Exercise prompt =>
Go through the listing below and list every line with "grid".

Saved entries
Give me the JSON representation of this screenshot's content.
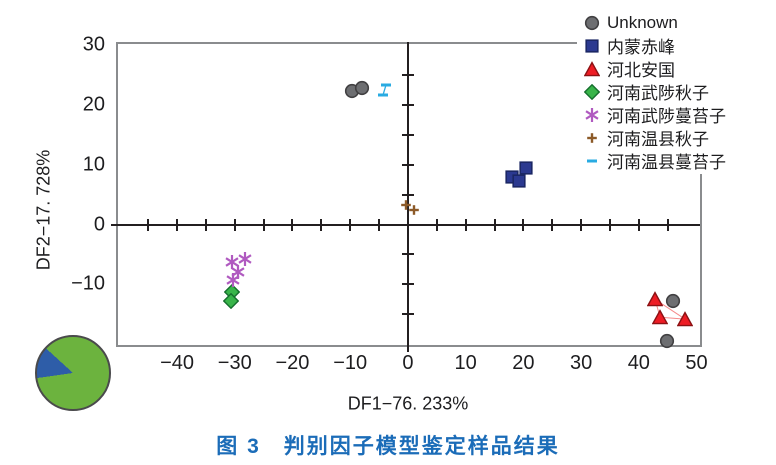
{
  "figure": {
    "caption": "图 3　判别因子模型鉴定样品结果"
  },
  "chart_data": {
    "type": "scatter",
    "title": "",
    "xlabel": "DF1−76. 233%",
    "ylabel": "DF2−17. 728%",
    "xlim": [
      -50.4,
      50.6
    ],
    "ylim": [
      -20.3,
      30.5
    ],
    "x_ticks": [
      "−40",
      "−30",
      "−20",
      "−10",
      "0",
      "10",
      "20",
      "30",
      "40",
      "50"
    ],
    "y_ticks": [
      "30",
      "20",
      "10",
      "0",
      "−10"
    ],
    "grid": false,
    "legend_position": "top-right",
    "axis_style": "boxed with interior crosshair axes at 0,0; minor ticks every 5 units on interior axes",
    "series": [
      {
        "name": "Unknown",
        "marker": "circle",
        "color": "#6d6e71",
        "stroke": "#414042",
        "points": [
          [
            -9.7,
            22.3
          ],
          [
            -8.0,
            22.8
          ],
          [
            45.9,
            -12.7
          ],
          [
            44.9,
            -19.5
          ]
        ]
      },
      {
        "name": "内蒙赤峰",
        "marker": "square",
        "color": "#2b3990",
        "stroke": "#1b2765",
        "points": [
          [
            18.0,
            8.0
          ],
          [
            20.4,
            9.5
          ],
          [
            19.2,
            7.3
          ]
        ]
      },
      {
        "name": "河北安国",
        "marker": "triangle",
        "color": "#ed1c24",
        "stroke": "#8c1113",
        "points": [
          [
            42.8,
            -12.5
          ],
          [
            43.7,
            -15.5
          ],
          [
            48.0,
            -15.8
          ]
        ],
        "connect_lines": [
          [
            0,
            1
          ],
          [
            0,
            2
          ],
          [
            1,
            2
          ]
        ],
        "line_color": "#f58a8a",
        "line_width": 1
      },
      {
        "name": "河南武陟秋子",
        "marker": "diamond",
        "color": "#39b54a",
        "stroke": "#156f2d",
        "points": [
          [
            -30.5,
            -11.3
          ],
          [
            -30.7,
            -12.8
          ]
        ]
      },
      {
        "name": "河南武陟蔓苔子",
        "marker": "asterisk",
        "color": "#b05ac0",
        "stroke": "#b05ac0",
        "points": [
          [
            -30.5,
            -6.3
          ],
          [
            -28.2,
            -5.8
          ],
          [
            -29.5,
            -8.0
          ],
          [
            -30.3,
            -9.2
          ]
        ]
      },
      {
        "name": "河南温县秋子",
        "marker": "plus",
        "color": "#8c5a28",
        "stroke": "#8c5a28",
        "points": [
          [
            -0.3,
            3.2
          ],
          [
            1.0,
            2.4
          ]
        ]
      },
      {
        "name": "河南温县蔓苔子",
        "marker": "dash",
        "color": "#29abe2",
        "stroke": "#29abe2",
        "points": [
          [
            -3.8,
            23.3
          ],
          [
            -4.3,
            21.7
          ]
        ],
        "connect_lines": [
          [
            0,
            1
          ]
        ],
        "line_color": "#29abe2",
        "line_width": 1.3
      }
    ],
    "inset_pie": {
      "type": "pie",
      "rotation_deg": 262,
      "slices": [
        {
          "value": 14,
          "color": "#2e5da8"
        },
        {
          "value": 86,
          "color": "#6cb33e"
        }
      ]
    }
  }
}
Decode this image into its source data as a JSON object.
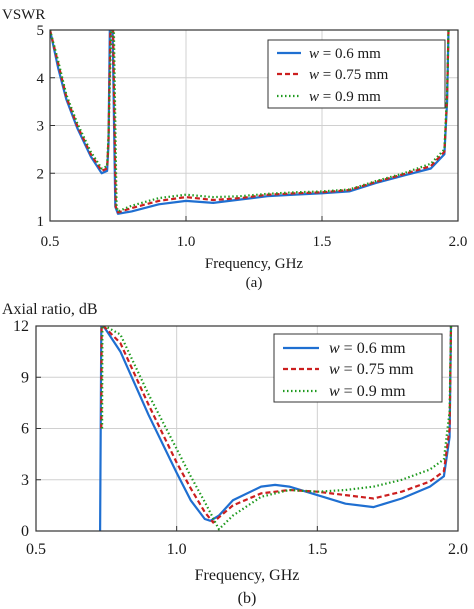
{
  "chart_data": [
    {
      "type": "line",
      "panel_label": "(a)",
      "ylabel": "VSWR",
      "xlabel": "Frequency, GHz",
      "xlim": [
        0.5,
        2.0
      ],
      "ylim": [
        1,
        5
      ],
      "xticks": [
        0.5,
        1.0,
        1.5,
        2.0
      ],
      "xtick_labels": [
        "0.5",
        "1.0",
        "1.5",
        "2.0"
      ],
      "yticks": [
        1,
        2,
        3,
        4,
        5
      ],
      "ytick_labels": [
        "1",
        "2",
        "3",
        "4",
        "5"
      ],
      "grid": true,
      "legend_position": "top-right",
      "series": [
        {
          "name": "w = 0.6 mm",
          "legend_var": "w",
          "legend_rest": " = 0.6 mm",
          "color": "#1f6fd1",
          "dash": "solid",
          "x": [
            0.5,
            0.53,
            0.56,
            0.6,
            0.65,
            0.69,
            0.71,
            0.715,
            0.72,
            0.73,
            0.74,
            0.75,
            0.8,
            0.9,
            1.0,
            1.1,
            1.2,
            1.3,
            1.4,
            1.5,
            1.6,
            1.7,
            1.8,
            1.9,
            1.95,
            1.96,
            1.965
          ],
          "y": [
            5.0,
            4.2,
            3.55,
            2.95,
            2.35,
            2.0,
            2.05,
            2.6,
            5.0,
            5.0,
            1.3,
            1.15,
            1.2,
            1.35,
            1.42,
            1.38,
            1.45,
            1.52,
            1.55,
            1.58,
            1.62,
            1.8,
            1.95,
            2.1,
            2.4,
            3.5,
            5.0
          ]
        },
        {
          "name": "w = 0.75 mm",
          "legend_var": "w",
          "legend_rest": " = 0.75 mm",
          "color": "#cc1f1f",
          "dash": "5,3",
          "x": [
            0.5,
            0.53,
            0.56,
            0.6,
            0.65,
            0.69,
            0.71,
            0.715,
            0.722,
            0.732,
            0.742,
            0.75,
            0.8,
            0.9,
            1.0,
            1.1,
            1.2,
            1.3,
            1.4,
            1.5,
            1.6,
            1.7,
            1.8,
            1.9,
            1.95,
            1.96,
            1.965
          ],
          "y": [
            5.0,
            4.3,
            3.6,
            3.0,
            2.4,
            2.05,
            2.1,
            2.7,
            5.0,
            5.0,
            1.3,
            1.18,
            1.27,
            1.42,
            1.5,
            1.44,
            1.48,
            1.55,
            1.58,
            1.6,
            1.65,
            1.82,
            1.98,
            2.15,
            2.45,
            3.6,
            5.0
          ]
        },
        {
          "name": "w = 0.9 mm",
          "legend_var": "w",
          "legend_rest": " = 0.9 mm",
          "color": "#1e9a1e",
          "dash": "1.5,2.5",
          "x": [
            0.5,
            0.53,
            0.56,
            0.6,
            0.65,
            0.69,
            0.71,
            0.715,
            0.725,
            0.735,
            0.745,
            0.75,
            0.8,
            0.9,
            1.0,
            1.1,
            1.2,
            1.3,
            1.4,
            1.5,
            1.6,
            1.7,
            1.8,
            1.9,
            1.95,
            1.96,
            1.965
          ],
          "y": [
            5.0,
            4.35,
            3.65,
            3.05,
            2.45,
            2.1,
            2.15,
            2.8,
            5.0,
            5.0,
            1.3,
            1.2,
            1.32,
            1.48,
            1.55,
            1.5,
            1.52,
            1.57,
            1.6,
            1.62,
            1.66,
            1.84,
            2.0,
            2.2,
            2.5,
            3.7,
            5.0
          ]
        }
      ]
    },
    {
      "type": "line",
      "panel_label": "(b)",
      "ylabel": "Axial ratio, dB",
      "xlabel": "Frequency, GHz",
      "xlim": [
        0.5,
        2.0
      ],
      "ylim": [
        0,
        12
      ],
      "xticks": [
        0.5,
        1.0,
        1.5,
        2.0
      ],
      "xtick_labels": [
        "0.5",
        "1.0",
        "1.5",
        "2.0"
      ],
      "yticks": [
        0,
        3,
        6,
        9,
        12
      ],
      "ytick_labels": [
        "0",
        "3",
        "6",
        "9",
        "12"
      ],
      "grid": true,
      "legend_position": "top-right",
      "series": [
        {
          "name": "w = 0.6 mm",
          "legend_var": "w",
          "legend_rest": " = 0.6 mm",
          "color": "#1f6fd1",
          "dash": "solid",
          "x": [
            0.728,
            0.73,
            0.732,
            0.74,
            0.8,
            0.9,
            1.0,
            1.05,
            1.1,
            1.12,
            1.15,
            1.2,
            1.3,
            1.35,
            1.4,
            1.5,
            1.6,
            1.7,
            1.8,
            1.9,
            1.95,
            1.97,
            1.975
          ],
          "y": [
            0,
            6,
            12,
            12,
            10.5,
            6.8,
            3.4,
            1.8,
            0.7,
            0.6,
            0.9,
            1.8,
            2.6,
            2.7,
            2.6,
            2.1,
            1.6,
            1.4,
            1.9,
            2.6,
            3.2,
            5.5,
            12
          ]
        },
        {
          "name": "w = 0.75 mm",
          "legend_var": "w",
          "legend_rest": " = 0.75 mm",
          "color": "#cc1f1f",
          "dash": "5,3",
          "x": [
            0.732,
            0.733,
            0.74,
            0.8,
            0.9,
            1.0,
            1.05,
            1.1,
            1.13,
            1.15,
            1.2,
            1.3,
            1.4,
            1.5,
            1.6,
            1.7,
            1.8,
            1.9,
            1.95,
            1.97,
            1.975
          ],
          "y": [
            6,
            12,
            12,
            11,
            7.4,
            4.0,
            2.5,
            1.1,
            0.5,
            0.8,
            1.5,
            2.2,
            2.4,
            2.3,
            2.1,
            1.9,
            2.3,
            2.9,
            3.5,
            6.0,
            12
          ]
        },
        {
          "name": "w = 0.9 mm",
          "legend_var": "w",
          "legend_rest": " = 0.9 mm",
          "color": "#1e9a1e",
          "dash": "1.5,2.5",
          "x": [
            0.735,
            0.736,
            0.745,
            0.8,
            0.9,
            1.0,
            1.05,
            1.1,
            1.15,
            1.2,
            1.3,
            1.4,
            1.5,
            1.6,
            1.7,
            1.8,
            1.9,
            1.95,
            1.97,
            1.975
          ],
          "y": [
            6,
            12,
            12,
            11.5,
            8.0,
            4.8,
            3.2,
            1.7,
            0.1,
            0.9,
            2.0,
            2.4,
            2.3,
            2.4,
            2.6,
            3.0,
            3.6,
            4.2,
            7.0,
            12
          ]
        }
      ]
    }
  ]
}
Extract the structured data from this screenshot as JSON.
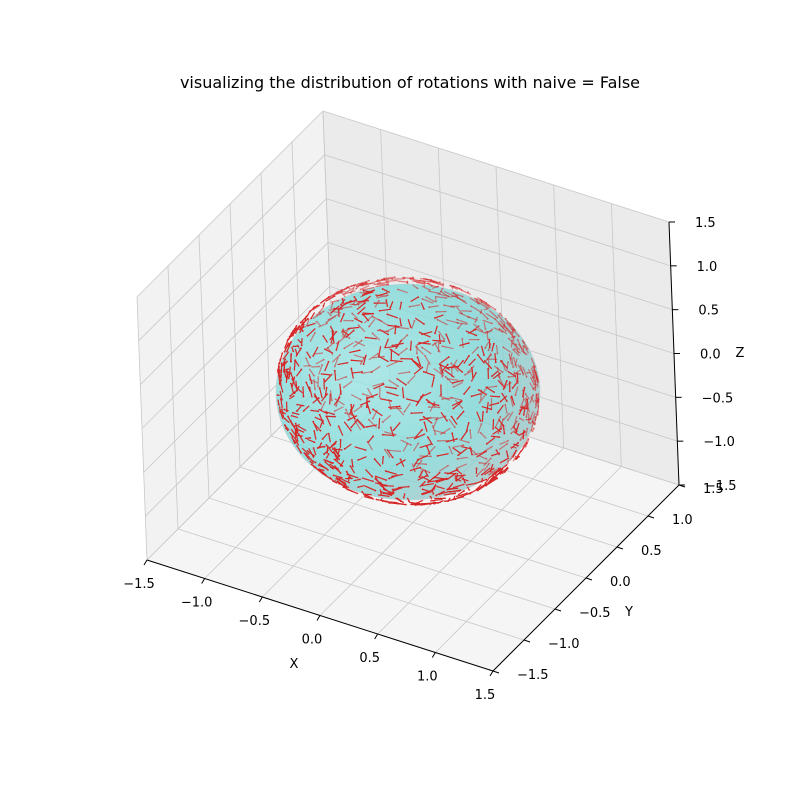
{
  "chart_data": {
    "type": "scatter",
    "projection": "3d",
    "title": "visualizing the distribution of rotations with naive = False",
    "xlabel": "X",
    "ylabel": "Y",
    "zlabel": "Z",
    "xlim": [
      -1.5,
      1.5
    ],
    "ylim": [
      -1.5,
      1.5
    ],
    "zlim": [
      -1.5,
      1.5
    ],
    "xticks": [
      "−1.5",
      "−1.0",
      "−0.5",
      "0.0",
      "0.5",
      "1.0",
      "1.5"
    ],
    "yticks": [
      "−1.5",
      "−1.0",
      "−0.5",
      "0.0",
      "0.5",
      "1.0",
      "1.5"
    ],
    "zticks": [
      "−1.5",
      "−1.0",
      "−0.5",
      "0.0",
      "0.5",
      "1.0",
      "1.5"
    ],
    "tick_values": [
      -1.5,
      -1.0,
      -0.5,
      0.0,
      0.5,
      1.0,
      1.5
    ],
    "grid": true,
    "sphere": {
      "center": [
        0,
        0,
        0
      ],
      "radius": 1.0,
      "color": "#7fd8d8",
      "opacity": 0.65
    },
    "markers": {
      "description": "short arrows on the unit-sphere surface, uniformly distributed",
      "approx_count": 1000,
      "color": "#d62728"
    }
  },
  "colors": {
    "pane_back": "#ebebeb",
    "pane_side": "#f2f2f2",
    "pane_floor": "#f5f5f5",
    "grid": "#c8c8c8",
    "axis": "#000000"
  }
}
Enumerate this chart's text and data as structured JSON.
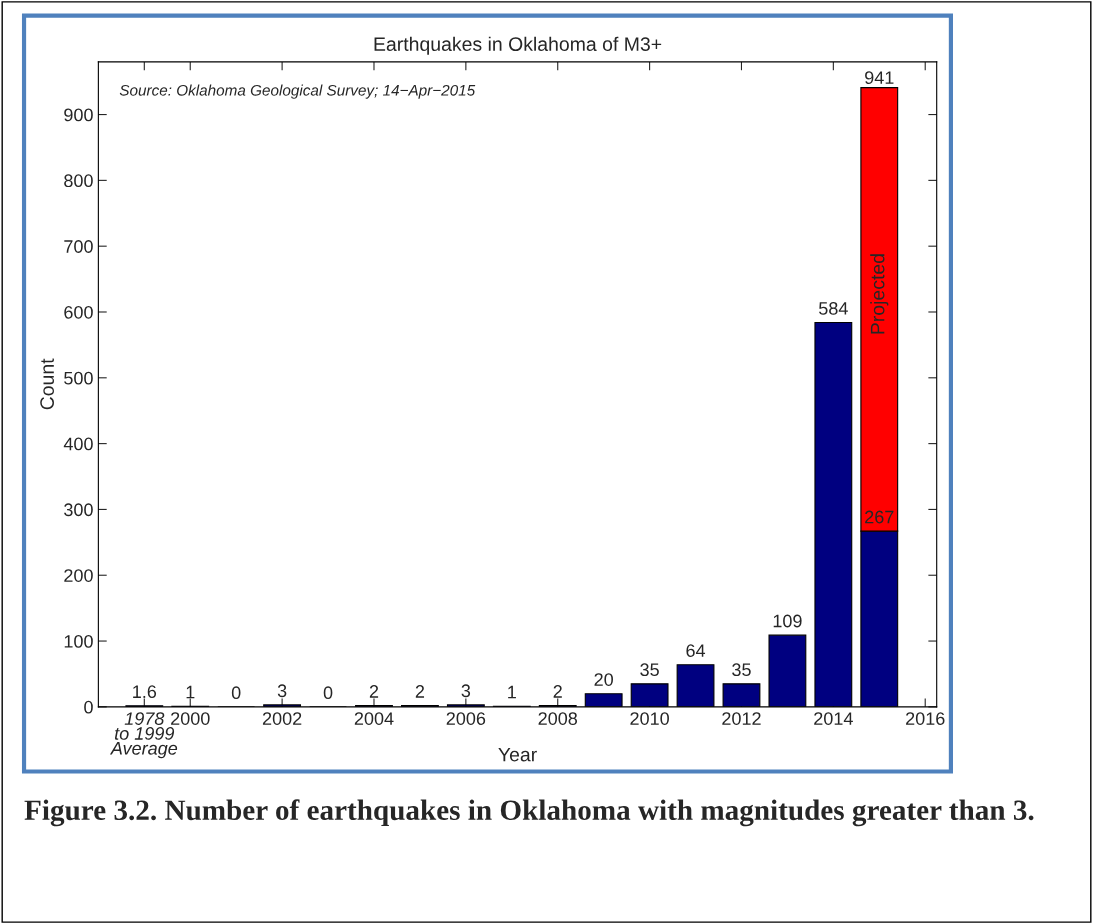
{
  "chart_data": {
    "type": "bar",
    "title": "Earthquakes in Oklahoma of M3+",
    "xlabel": "Year",
    "ylabel": "Count",
    "x": [
      1999,
      2000,
      2001,
      2002,
      2003,
      2004,
      2005,
      2006,
      2007,
      2008,
      2009,
      2010,
      2011,
      2012,
      2013,
      2014,
      2015
    ],
    "stacked": true,
    "series": [
      {
        "color": "#000080",
        "values": [
          1.6,
          1,
          0,
          3,
          0,
          2,
          2,
          3,
          1,
          2,
          20,
          35,
          64,
          35,
          109,
          584,
          267
        ],
        "value_labels": [
          "1.6",
          "1",
          "0",
          "3",
          "0",
          "2",
          "2",
          "3",
          "1",
          "2",
          "20",
          "35",
          "64",
          "35",
          "109",
          "584",
          "267"
        ]
      },
      {
        "color": "#ff0000",
        "values": [
          null,
          null,
          null,
          null,
          null,
          null,
          null,
          null,
          null,
          null,
          null,
          null,
          null,
          null,
          null,
          null,
          674
        ]
      }
    ],
    "totals": [
      null,
      null,
      null,
      null,
      null,
      null,
      null,
      null,
      null,
      null,
      null,
      null,
      null,
      null,
      null,
      null,
      "941"
    ],
    "xlim": [
      1998,
      2016.25
    ],
    "xticks": [
      {
        "value": 1999,
        "label": "1978\nto 1999\nAverage"
      },
      2000,
      2002,
      2004,
      2006,
      2008,
      2010,
      2012,
      2014,
      2016
    ],
    "ylim": [
      0,
      980
    ],
    "yticks": [
      0,
      100,
      200,
      300,
      400,
      500,
      600,
      700,
      800,
      900
    ],
    "annotations": [
      "Projected",
      "Source: Oklahoma Geological Survey; 14−Apr−2015",
      "Figure 3.2. Number of earthquakes in Oklahoma with magnitudes greater than 3."
    ]
  }
}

Response to the exercise =>
    "grid": false,
      "grid": true,
      "grid": true,
    "grid": true,
    "grid": "#c8c8c8",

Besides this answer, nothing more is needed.